### Prompt
Every line below should be copied exactly; drop the pictures.

===============

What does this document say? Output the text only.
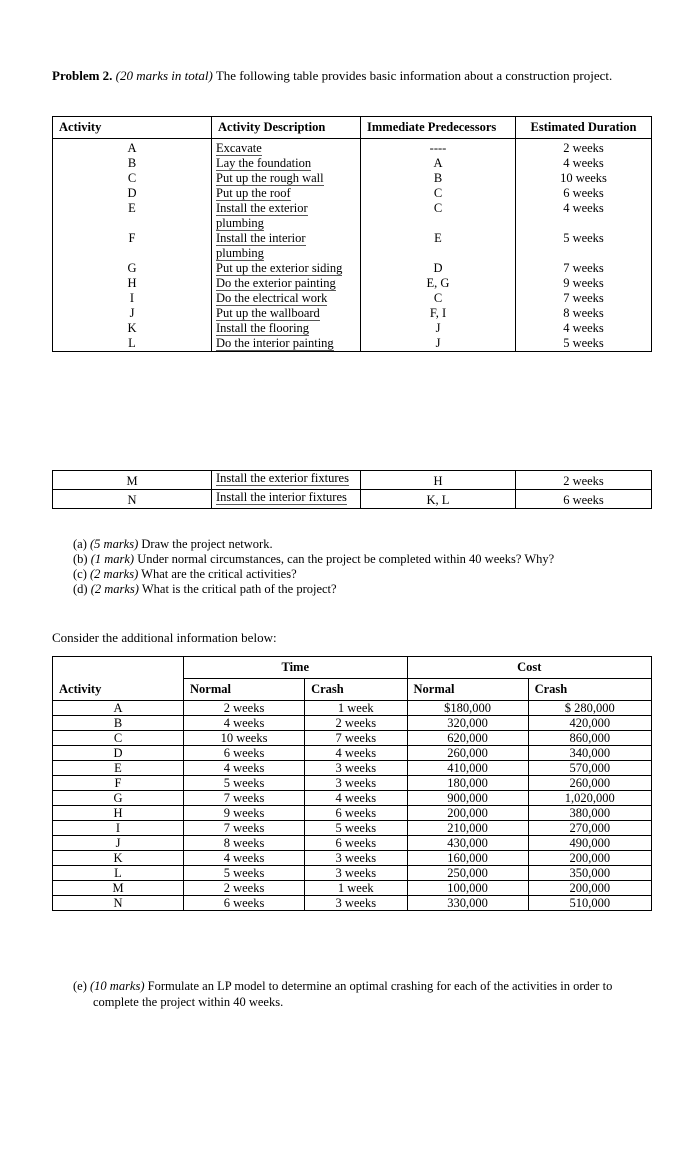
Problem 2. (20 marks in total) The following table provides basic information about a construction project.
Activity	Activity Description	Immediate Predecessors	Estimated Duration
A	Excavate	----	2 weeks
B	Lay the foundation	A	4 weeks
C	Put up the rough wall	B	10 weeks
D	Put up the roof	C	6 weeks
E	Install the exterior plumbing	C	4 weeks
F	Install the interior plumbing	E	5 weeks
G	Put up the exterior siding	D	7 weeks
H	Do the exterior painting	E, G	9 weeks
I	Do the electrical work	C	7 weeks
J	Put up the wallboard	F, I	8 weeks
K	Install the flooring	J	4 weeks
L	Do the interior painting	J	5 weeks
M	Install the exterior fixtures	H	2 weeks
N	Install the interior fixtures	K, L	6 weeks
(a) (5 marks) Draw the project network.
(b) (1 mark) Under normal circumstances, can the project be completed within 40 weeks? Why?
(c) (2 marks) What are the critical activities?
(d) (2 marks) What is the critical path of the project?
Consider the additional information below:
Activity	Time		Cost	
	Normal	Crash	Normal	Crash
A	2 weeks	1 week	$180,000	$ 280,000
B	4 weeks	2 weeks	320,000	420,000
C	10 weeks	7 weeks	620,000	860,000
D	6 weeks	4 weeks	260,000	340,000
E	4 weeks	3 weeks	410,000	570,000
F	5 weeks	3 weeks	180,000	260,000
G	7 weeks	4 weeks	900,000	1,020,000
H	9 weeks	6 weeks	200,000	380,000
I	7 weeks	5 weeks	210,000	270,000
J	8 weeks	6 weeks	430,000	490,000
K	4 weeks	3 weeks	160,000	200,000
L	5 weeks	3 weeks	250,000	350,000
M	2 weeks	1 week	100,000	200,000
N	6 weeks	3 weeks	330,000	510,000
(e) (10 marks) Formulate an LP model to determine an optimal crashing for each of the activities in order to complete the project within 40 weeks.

===============

### Correct output
What does this document say? Output the text only.
Problem 2. (20 marks in total) The following table provides basic information about a construction project.
Activity	Activity Description	Immediate Predecessors	Estimated Duration
A	Excavate	----	2 weeks
B	Lay the foundation	A	4 weeks
C	Put up the rough wall	B	10 weeks
D	Put up the roof	C	6 weeks
E	Install the exterior plumbing	C	4 weeks
F	Install the interior plumbing	E	5 weeks
G	Put up the exterior siding	D	7 weeks
H	Do the exterior painting	E, G	9 weeks
I	Do the electrical work	C	7 weeks
J	Put up the wallboard	F, I	8 weeks
K	Install the flooring	J	4 weeks
L	Do the interior painting	J	5 weeks
M	Install the exterior fixtures	H	2 weeks
N	Install the interior fixtures	K, L	6 weeks
(a) (5 marks) Draw the project network.
(b) (1 mark) Under normal circumstances, can the project be completed within 40 weeks? Why?
(c) (2 marks) What are the critical activities?
(d) (2 marks) What is the critical path of the project?
Consider the additional information below:
Activity	Time		Cost	
	Normal	Crash	Normal	Crash
A	2 weeks	1 week	$180,000	$ 280,000
B	4 weeks	2 weeks	320,000	420,000
C	10 weeks	7 weeks	620,000	860,000
D	6 weeks	4 weeks	260,000	340,000
E	4 weeks	3 weeks	410,000	570,000
F	5 weeks	3 weeks	180,000	260,000
G	7 weeks	4 weeks	900,000	1,020,000
H	9 weeks	6 weeks	200,000	380,000
I	7 weeks	5 weeks	210,000	270,000
J	8 weeks	6 weeks	430,000	490,000
K	4 weeks	3 weeks	160,000	200,000
L	5 weeks	3 weeks	250,000	350,000
M	2 weeks	1 week	100,000	200,000
N	6 weeks	3 weeks	330,000	510,000
(e) (10 marks) Formulate an LP model to determine an optimal crashing for each of the activities in order to complete the project within 40 weeks.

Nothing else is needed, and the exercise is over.